• **Requirements**
State how many lines of the data contain the word "cláusula", and write nothing besides the number.

• **The input**
**********

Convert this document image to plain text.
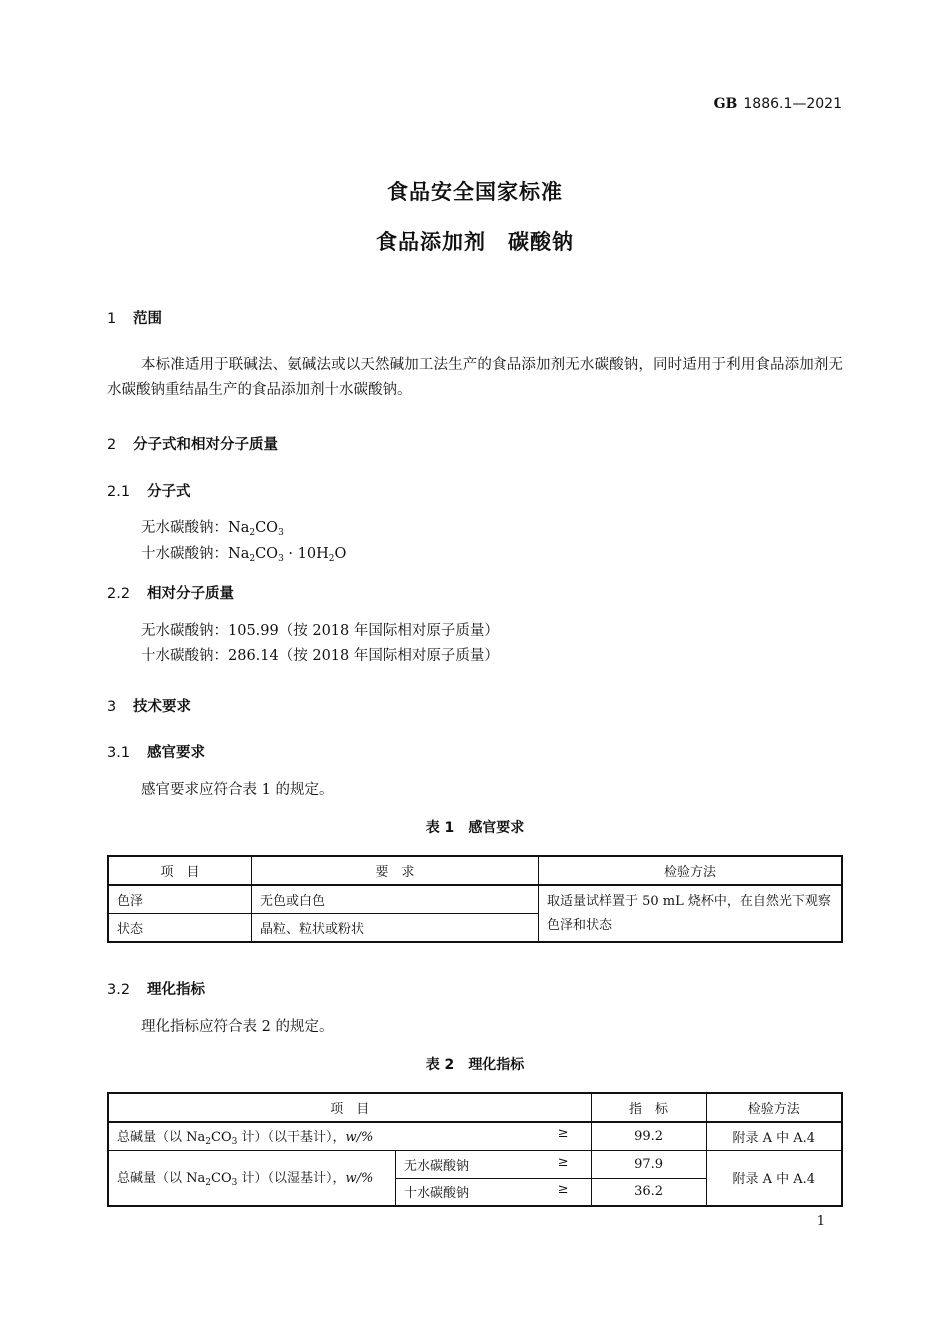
GB 1886.1—2021
食品安全国家标准
食品添加剂 碳酸钠
1 范围
本标准适用于联碱法、氨碱法或以天然碱加工法生产的食品添加剂无水碳酸钠，同时适用于利用食品添加剂无水碳酸钠重结晶生产的食品添加剂十水碳酸钠。
2 分子式和相对分子质量
2.1 分子式
无水碳酸钠：$Na_2CO_3$
十水碳酸钠：$Na_2CO_3 \cdot 10H_2O$
2.2 相对分子质量
无水碳酸钠：105.99（按 2018 年国际相对原子质量）
十水碳酸钠：286.14（按 2018 年国际相对原子质量）
3 技术要求
3.1 感官要求
感官要求应符合表 1 的规定。
表 1 感官要求
项　目	要　求	检验方法
色泽	无色或白色	取适量试样置于 50 mL 烧杯中，在自然光下观察色泽和状态
状态	晶粒、粒状或粉状	
3.2 理化指标
理化指标应符合表 2 的规定。
表 2 理化指标
项　目		指　标	检验方法
总碱量（以 $Na_2CO_3$ 计）（以干基计），w/% ≥		99.2	附录 A 中 A.4
总碱量（以 $Na_2CO_3$ 计）（以湿基计），w/%	无水碳酸钠 ≥	97.9	附录 A 中 A.4
	十水碳酸钠 ≥	36.2	
1
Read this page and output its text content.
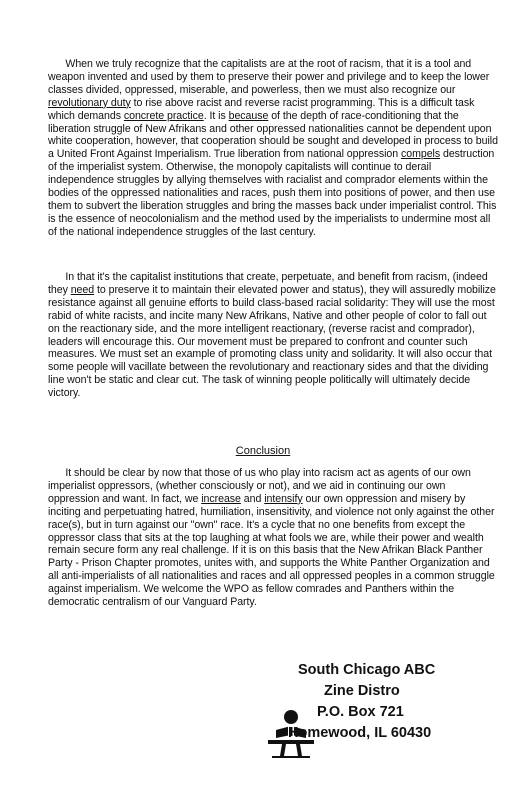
When we truly recognize that the capitalists are at the root of racism, that it is a tool and weapon invented and used by them to preserve their power and privilege and to keep the lower classes divided, oppressed, miserable, and powerless, then we must also recognize our revolutionary duty to rise above racist and reverse racist programming. This is a difficult task which demands concrete practice. It is because of the depth of race-conditioning that the liberation struggle of New Afrikans and other oppressed nationalities cannot be dependent upon white cooperation, however, that cooperation should be sought and developed in process to build a United Front Against Imperialism. True liberation from national oppression compels destruction of the imperialist system. Otherwise, the monopoly capitalists will continue to derail independence struggles by allying themselves with racialist and comprador elements within the bodies of the oppressed nationalities and races, push them into positions of power, and then use them to subvert the liberation struggles and bring the masses back under imperialist control. This is the essence of neocolonialism and the method used by the imperialists to undermine most all of the national independence struggles of the last century.
In that it's the capitalist institutions that create, perpetuate, and benefit from racism, (indeed they need to preserve it to maintain their elevated power and status), they will assuredly mobilize resistance against all genuine efforts to build class-based racial solidarity: They will use the most rabid of white racists, and incite many New Afrikans, Native and other people of color to fall out on the reactionary side, and the more intelligent reactionary, (reverse racist and comprador), leaders will encourage this. Our movement must be prepared to confront and counter such measures. We must set an example of promoting class unity and solidarity. It will also occur that some people will vacillate between the revolutionary and reactionary sides and that the dividing line won't be static and clear cut. The task of winning people politically will ultimately decide victory.
Conclusion
It should be clear by now that those of us who play into racism act as agents of our own imperialist oppressors, (whether consciously or not), and we aid in continuing our own oppression and want. In fact, we increase and intensify our own oppression and misery by inciting and perpetuating hatred, humiliation, insensitivity, and violence not only against the other race(s), but in turn against our "own" race. It's a cycle that no one benefits from except the oppressor class that sits at the top laughing at what fools we are, while their power and wealth remain secure form any real challenge. If it is on this basis that the New Afrikan Black Panther Party - Prison Chapter promotes, unites with, and supports the White Panther Organization and all anti-imperialists of all nationalities and races and all oppressed peoples in a common struggle against imperialism. We welcome the WPO as fellow comrades and Panthers within the democratic centralism of our Vanguard Party.
South Chicago ABC
Zine Distro
P.O. Box 721
Homewood, IL 60430
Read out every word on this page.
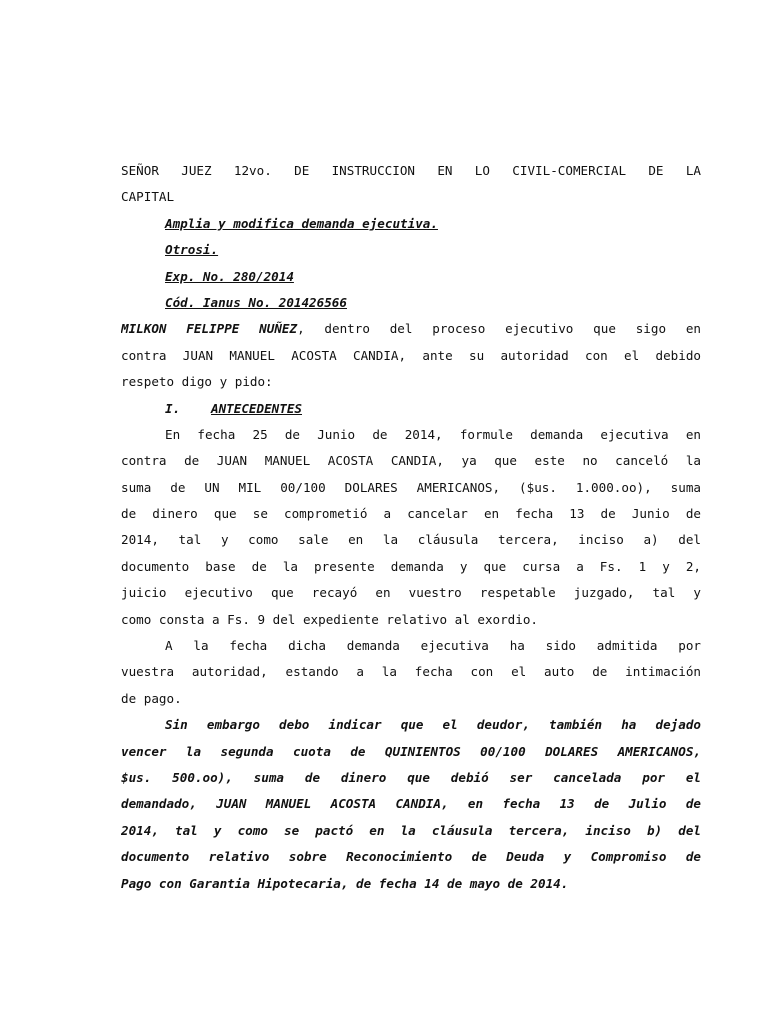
SEÑOR JUEZ 12vo. DE INSTRUCCION EN LO CIVIL-COMERCIAL DE LA
CAPITAL
Amplia y modifica demanda ejecutiva.
Otrosi.
Exp. No. 280/2014
Cód. Ianus No. 201426566
MILKON FELIPPE NUÑEZ, dentro del proceso ejecutivo que sigo en
contra JUAN MANUEL ACOSTA CANDIA, ante su autoridad con el debido
respeto digo y pido:
I. ANTECEDENTES
En fecha 25 de Junio de 2014, formule demanda ejecutiva en
contra de JUAN MANUEL ACOSTA CANDIA, ya que este no canceló la
suma de UN MIL 00/100 DOLARES AMERICANOS, ($us. 1.000.oo), suma
de dinero que se comprometió a cancelar en fecha 13 de Junio de
2014, tal y como sale en la cláusula tercera, inciso a) del
documento base de la presente demanda y que cursa a Fs. 1 y 2,
juicio ejecutivo que recayó en vuestro respetable juzgado, tal y
como consta a Fs. 9 del expediente relativo al exordio.
A la fecha dicha demanda ejecutiva ha sido admitida por
vuestra autoridad, estando a la fecha con el auto de intimación
de pago.
Sin embargo debo indicar que el deudor, también ha dejado
vencer la segunda cuota de QUINIENTOS 00/100 DOLARES AMERICANOS,
$us. 500.oo), suma de dinero que debió ser cancelada por el
demandado, JUAN MANUEL ACOSTA CANDIA, en fecha 13 de Julio de
2014, tal y como se pactó en la cláusula tercera, inciso b) del
documento relativo sobre Reconocimiento de Deuda y Compromiso de
Pago con Garantia Hipotecaria, de fecha 14 de mayo de 2014.
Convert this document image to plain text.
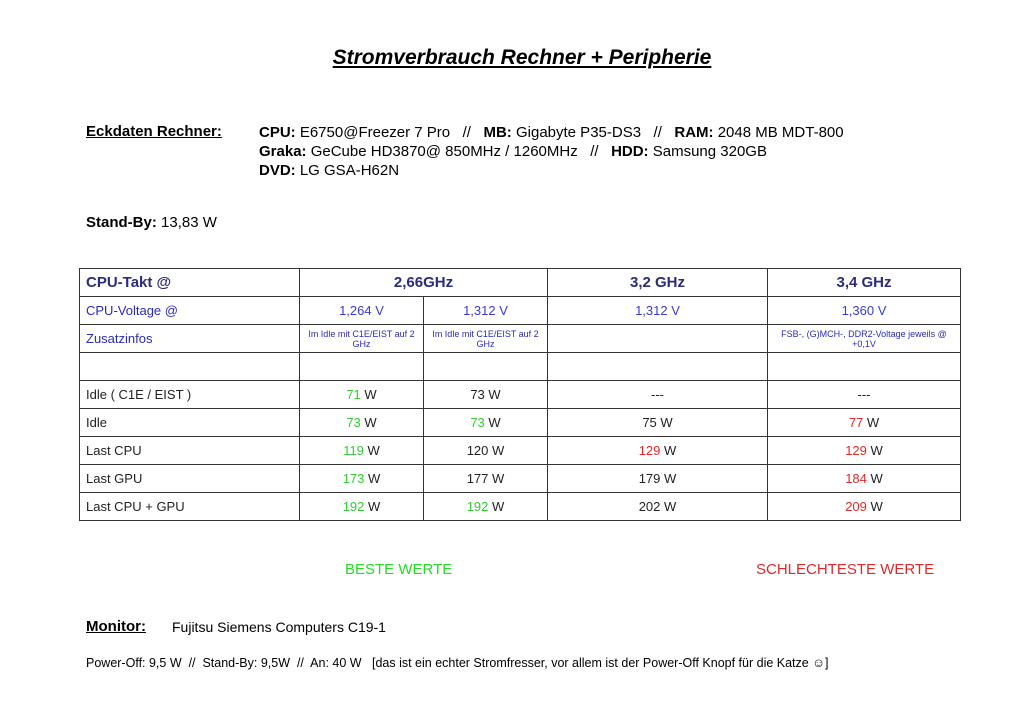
Stromverbrauch Rechner + Peripherie
Eckdaten Rechner: CPU: E6750@Freezer 7 Pro   //   MB: Gigabyte P35-DS3   //   RAM: 2048 MB MDT-800
Graka: GeCube HD3870@ 850MHz / 1260MHz   //   HDD: Samsung 320GB
DVD: LG GSA-H62N
Stand-By: 13,83 W
CPU-Takt @	2,66GHz		3,2 GHz	3,4 GHz
CPU-Voltage @	1,264 V	1,312 V	1,312 V	1,360 V
Zusatzinfos	Im Idle mit C1E/EIST auf 2 GHz	Im Idle mit C1E/EIST auf 2 GHz		FSB-, (G)MCH-, DDR2-Voltage jeweils @ +0,1V

Idle ( C1E / EIST )	71 W	73 W	---	---
Idle	73 W	73 W	75 W	77 W
Last CPU	119 W	120 W	129 W	129 W
Last GPU	173 W	177 W	179 W	184 W
Last CPU + GPU	192 W	192 W	202 W	209 W
BESTE WERTE	SCHLECHTESTE WERTE
Monitor: Fujitsu Siemens Computers C19-1
Power-Off: 9,5 W  //  Stand-By: 9,5W  //  An: 40 W   [das ist ein echter Stromfresser, vor allem ist der Power-Off Knopf für die Katze ☺]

**********

• **Solution to this task**
2